== Task to complete ==
Present every line of the material below as a Markdown table with two columns, Row and Material line. Number each row and omit blank lines.
--------------------------------
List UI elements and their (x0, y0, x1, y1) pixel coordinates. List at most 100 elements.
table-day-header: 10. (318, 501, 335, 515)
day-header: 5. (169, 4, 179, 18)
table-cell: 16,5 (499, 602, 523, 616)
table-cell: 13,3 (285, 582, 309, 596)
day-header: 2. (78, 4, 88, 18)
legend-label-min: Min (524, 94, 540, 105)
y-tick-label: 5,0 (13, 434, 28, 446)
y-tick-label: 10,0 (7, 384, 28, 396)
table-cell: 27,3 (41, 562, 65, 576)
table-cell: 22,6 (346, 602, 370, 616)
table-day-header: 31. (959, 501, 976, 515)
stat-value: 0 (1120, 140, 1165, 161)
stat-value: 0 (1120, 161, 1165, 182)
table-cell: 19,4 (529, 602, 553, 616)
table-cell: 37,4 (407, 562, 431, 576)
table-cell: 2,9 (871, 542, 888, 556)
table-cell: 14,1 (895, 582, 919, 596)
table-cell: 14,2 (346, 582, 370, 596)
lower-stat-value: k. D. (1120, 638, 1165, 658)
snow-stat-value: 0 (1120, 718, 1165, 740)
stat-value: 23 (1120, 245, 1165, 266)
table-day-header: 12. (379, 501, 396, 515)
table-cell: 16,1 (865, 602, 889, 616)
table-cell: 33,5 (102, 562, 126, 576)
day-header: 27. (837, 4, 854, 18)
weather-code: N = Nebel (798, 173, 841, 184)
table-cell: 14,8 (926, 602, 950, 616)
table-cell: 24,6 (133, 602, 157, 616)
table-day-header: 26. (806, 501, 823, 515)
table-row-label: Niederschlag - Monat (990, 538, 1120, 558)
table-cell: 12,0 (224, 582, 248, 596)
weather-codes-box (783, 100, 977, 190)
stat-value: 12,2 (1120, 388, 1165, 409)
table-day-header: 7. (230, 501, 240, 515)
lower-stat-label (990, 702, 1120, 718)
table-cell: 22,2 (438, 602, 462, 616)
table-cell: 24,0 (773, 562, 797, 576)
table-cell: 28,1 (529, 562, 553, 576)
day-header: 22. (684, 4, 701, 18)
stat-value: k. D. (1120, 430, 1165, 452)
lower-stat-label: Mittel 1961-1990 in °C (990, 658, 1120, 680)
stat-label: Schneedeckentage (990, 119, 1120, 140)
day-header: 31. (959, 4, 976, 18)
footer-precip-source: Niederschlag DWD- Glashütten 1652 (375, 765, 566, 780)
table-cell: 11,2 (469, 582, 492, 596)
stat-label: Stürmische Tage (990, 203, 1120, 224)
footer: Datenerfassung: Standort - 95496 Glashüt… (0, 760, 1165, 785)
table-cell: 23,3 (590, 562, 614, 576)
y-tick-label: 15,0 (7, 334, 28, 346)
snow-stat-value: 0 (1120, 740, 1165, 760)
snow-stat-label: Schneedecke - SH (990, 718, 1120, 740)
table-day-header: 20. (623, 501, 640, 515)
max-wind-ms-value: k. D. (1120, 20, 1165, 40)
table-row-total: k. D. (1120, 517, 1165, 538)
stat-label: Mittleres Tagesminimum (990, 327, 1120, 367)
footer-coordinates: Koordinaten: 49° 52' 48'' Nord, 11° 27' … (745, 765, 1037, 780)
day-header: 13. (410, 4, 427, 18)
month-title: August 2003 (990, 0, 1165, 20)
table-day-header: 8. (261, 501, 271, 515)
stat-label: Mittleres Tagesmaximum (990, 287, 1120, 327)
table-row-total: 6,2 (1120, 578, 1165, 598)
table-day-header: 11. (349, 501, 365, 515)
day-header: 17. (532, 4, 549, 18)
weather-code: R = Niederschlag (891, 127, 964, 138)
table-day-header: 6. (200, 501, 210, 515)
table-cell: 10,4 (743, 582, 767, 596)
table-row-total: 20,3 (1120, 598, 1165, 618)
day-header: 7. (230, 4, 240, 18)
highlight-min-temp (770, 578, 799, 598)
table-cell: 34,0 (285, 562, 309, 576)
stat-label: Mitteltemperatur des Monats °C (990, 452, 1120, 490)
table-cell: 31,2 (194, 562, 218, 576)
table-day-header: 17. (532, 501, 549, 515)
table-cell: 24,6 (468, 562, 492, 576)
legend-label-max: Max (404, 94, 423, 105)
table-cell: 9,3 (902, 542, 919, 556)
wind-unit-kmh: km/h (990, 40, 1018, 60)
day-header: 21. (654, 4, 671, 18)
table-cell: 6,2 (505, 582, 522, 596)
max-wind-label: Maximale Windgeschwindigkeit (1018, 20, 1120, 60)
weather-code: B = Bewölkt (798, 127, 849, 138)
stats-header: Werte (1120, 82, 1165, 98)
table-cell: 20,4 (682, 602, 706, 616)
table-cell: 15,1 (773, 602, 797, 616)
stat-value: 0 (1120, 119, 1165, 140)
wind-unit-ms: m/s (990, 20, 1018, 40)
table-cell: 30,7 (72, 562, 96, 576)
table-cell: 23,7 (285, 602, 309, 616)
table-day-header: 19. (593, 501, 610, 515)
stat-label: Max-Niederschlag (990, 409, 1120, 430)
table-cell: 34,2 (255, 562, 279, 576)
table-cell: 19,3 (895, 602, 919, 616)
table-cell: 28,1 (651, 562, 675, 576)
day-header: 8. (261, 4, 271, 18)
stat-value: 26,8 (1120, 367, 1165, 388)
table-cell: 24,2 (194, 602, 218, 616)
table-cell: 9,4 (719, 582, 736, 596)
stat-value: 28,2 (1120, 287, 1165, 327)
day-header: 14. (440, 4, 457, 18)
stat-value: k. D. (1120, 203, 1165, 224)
--------------------------------
== Exercise answer ==
| Row | Material line |
|---|---|
| 1 | List UI elements and their (x0, y0, x1, y1) pixel coordinates. List at most 100 elements. |
| 2 | table-day-header: 10. (318, 501, 335, 515) |
| 3 | day-header: 5. (169, 4, 179, 18) |
| 4 | table-cell: 16,5 (499, 602, 523, 616) |
| 5 | table-cell: 13,3 (285, 582, 309, 596) |
| 6 | day-header: 2. (78, 4, 88, 18) |
| 7 | legend-label-min: Min (524, 94, 540, 105) |
| 8 | y-tick-label: 5,0 (13, 434, 28, 446) |
| 9 | y-tick-label: 10,0 (7, 384, 28, 396) |
| 10 | table-cell: 27,3 (41, 562, 65, 576) |
| 11 | table-cell: 22,6 (346, 602, 370, 616) |
| 12 | table-day-header: 31. (959, 501, 976, 515) |
| 13 | stat-value: 0 (1120, 140, 1165, 161) |
| 14 | stat-value: 0 (1120, 161, 1165, 182) |
| 15 | table-cell: 19,4 (529, 602, 553, 616) |
| 16 | table-cell: 37,4 (407, 562, 431, 576) |
| 17 | table-cell: 2,9 (871, 542, 888, 556) |
| 18 | table-cell: 14,1 (895, 582, 919, 596) |
| 19 | table-cell: 14,2 (346, 582, 370, 596) |
| 20 | lower-stat-value: k. D. (1120, 638, 1165, 658) |
| 21 | snow-stat-value: 0 (1120, 718, 1165, 740) |
| 22 | stat-value: 23 (1120, 245, 1165, 266) |
| 23 | table-day-header: 12. (379, 501, 396, 515) |
| 24 | table-cell: 16,1 (865, 602, 889, 616) |
| 25 | table-cell: 33,5 (102, 562, 126, 576) |
| 26 | day-header: 27. (837, 4, 854, 18) |
| 27 | weather-code: N = Nebel (798, 173, 841, 184) |
| 28 | table-cell: 14,8 (926, 602, 950, 616) |
| 29 | table-cell: 24,6 (133, 602, 157, 616) |
| 30 | table-day-header: 26. (806, 501, 823, 515) |
| 31 | table-row-label: Niederschlag - Monat (990, 538, 1120, 558) |
| 32 | table-cell: 12,0 (224, 582, 248, 596) |
| 33 | weather-codes-box (783, 100, 977, 190) |
| 34 | stat-value: 12,2 (1120, 388, 1165, 409) |
| 35 | table-day-header: 7. (230, 501, 240, 515) |
| 36 | lower-stat-label (990, 702, 1120, 718) |
| 37 | table-cell: 22,2 (438, 602, 462, 616) |
| 38 | table-cell: 24,0 (773, 562, 797, 576) |
| 39 | table-cell: 28,1 (529, 562, 553, 576) |
| 40 | day-header: 22. (684, 4, 701, 18) |
| 41 | stat-value: k. D. (1120, 430, 1165, 452) |
| 42 | lower-stat-label: Mittel 1961-1990 in °C (990, 658, 1120, 680) |
| 43 | stat-label: Schneedeckentage (990, 119, 1120, 140) |
| 44 | day-header: 31. (959, 4, 976, 18) |
| 45 | footer-precip-source: Niederschlag DWD- Glashütten 1652 (375, 765, 566, 780) |
| 46 | table-cell: 11,2 (469, 582, 492, 596) |
| 47 | stat-label: Stürmische Tage (990, 203, 1120, 224) |
| 48 | footer: Datenerfassung: Standort - 95496 Glashüt… (0, 760, 1165, 785) |
| 49 | table-cell: 23,3 (590, 562, 614, 576) |
| 50 | y-tick-label: 15,0 (7, 334, 28, 346) |
| 51 | snow-stat-value: 0 (1120, 740, 1165, 760) |
| 52 | snow-stat-label: Schneedecke - SH (990, 718, 1120, 740) |
| 53 | table-day-header: 20. (623, 501, 640, 515) |
| 54 | max-wind-ms-value: k. D. (1120, 20, 1165, 40) |
| 55 | table-row-total: k. D. (1120, 517, 1165, 538) |
| 56 | stat-label: Mittleres Tagesminimum (990, 327, 1120, 367) |
| 57 | footer-coordinates: Koordinaten: 49° 52' 48'' Nord, 11° 27' … (745, 765, 1037, 780) |
| 58 | day-header: 13. (410, 4, 427, 18) |
| 59 | month-title: August 2003 (990, 0, 1165, 20) |
| 60 | table-day-header: 8. (261, 501, 271, 515) |
| 61 | stat-label: Mittleres Tagesmaximum (990, 287, 1120, 327) |
| 62 | table-row-total: 6,2 (1120, 578, 1165, 598) |
| 63 | table-day-header: 11. (349, 501, 365, 515) |
| 64 | day-header: 17. (532, 4, 549, 18) |
| 65 | weather-code: R = Niederschlag (891, 127, 964, 138) |
| 66 | table-day-header: 6. (200, 501, 210, 515) |
| 67 | table-cell: 10,4 (743, 582, 767, 596) |
| 68 | table-row-total: 20,3 (1120, 598, 1165, 618) |
| 69 | day-header: 7. (230, 4, 240, 18) |
| 70 | highlight-min-temp (770, 578, 799, 598) |
| 71 | table-cell: 34,0 (285, 562, 309, 576) |
| 72 | stat-label: Mitteltemperatur des Monats °C (990, 452, 1120, 490) |
| 73 | table-cell: 31,2 (194, 562, 218, 576) |
| 74 | table-day-header: 17. (532, 501, 549, 515) |
| 75 | table-cell: 24,6 (468, 562, 492, 576) |
| 76 | legend-label-max: Max (404, 94, 423, 105) |
| 77 | table-cell: 9,3 (902, 542, 919, 556) |
| 78 | wind-unit-kmh: km/h (990, 40, 1018, 60) |
| 79 | day-header: 21. (654, 4, 671, 18) |
| 80 | table-cell: 6,2 (505, 582, 522, 596) |
| 81 | max-wind-label: Maximale Windgeschwindigkeit (1018, 20, 1120, 60) |
| 82 | weather-code: B = Bewölkt (798, 127, 849, 138) |
| 83 | stats-header: Werte (1120, 82, 1165, 98) |
| 84 | table-cell: 20,4 (682, 602, 706, 616) |
| 85 | table-cell: 15,1 (773, 602, 797, 616) |
| 86 | stat-value: 0 (1120, 119, 1165, 140) |
| 87 | wind-unit-ms: m/s (990, 20, 1018, 40) |
| 88 | table-cell: 30,7 (72, 562, 96, 576) |
| 89 | table-cell: 23,7 (285, 602, 309, 616) |
| 90 | table-day-header: 19. (593, 501, 610, 515) |
| 91 | stat-label: Max-Niederschlag (990, 409, 1120, 430) |
| 92 | table-cell: 34,2 (255, 562, 279, 576) |
| 93 | table-cell: 19,3 (895, 602, 919, 616) |
| 94 | table-cell: 28,1 (651, 562, 675, 576) |
| 95 | day-header: 8. (261, 4, 271, 18) |
| 96 | stat-value: 26,8 (1120, 367, 1165, 388) |
| 97 | table-cell: 24,2 (194, 602, 218, 616) |
| 98 | table-cell: 9,4 (719, 582, 736, 596) |
| 99 | stat-value: 28,2 (1120, 287, 1165, 327) |
| 100 | day-header: 14. (440, 4, 457, 18) |
| 101 | stat-value: k. D. (1120, 203, 1165, 224) |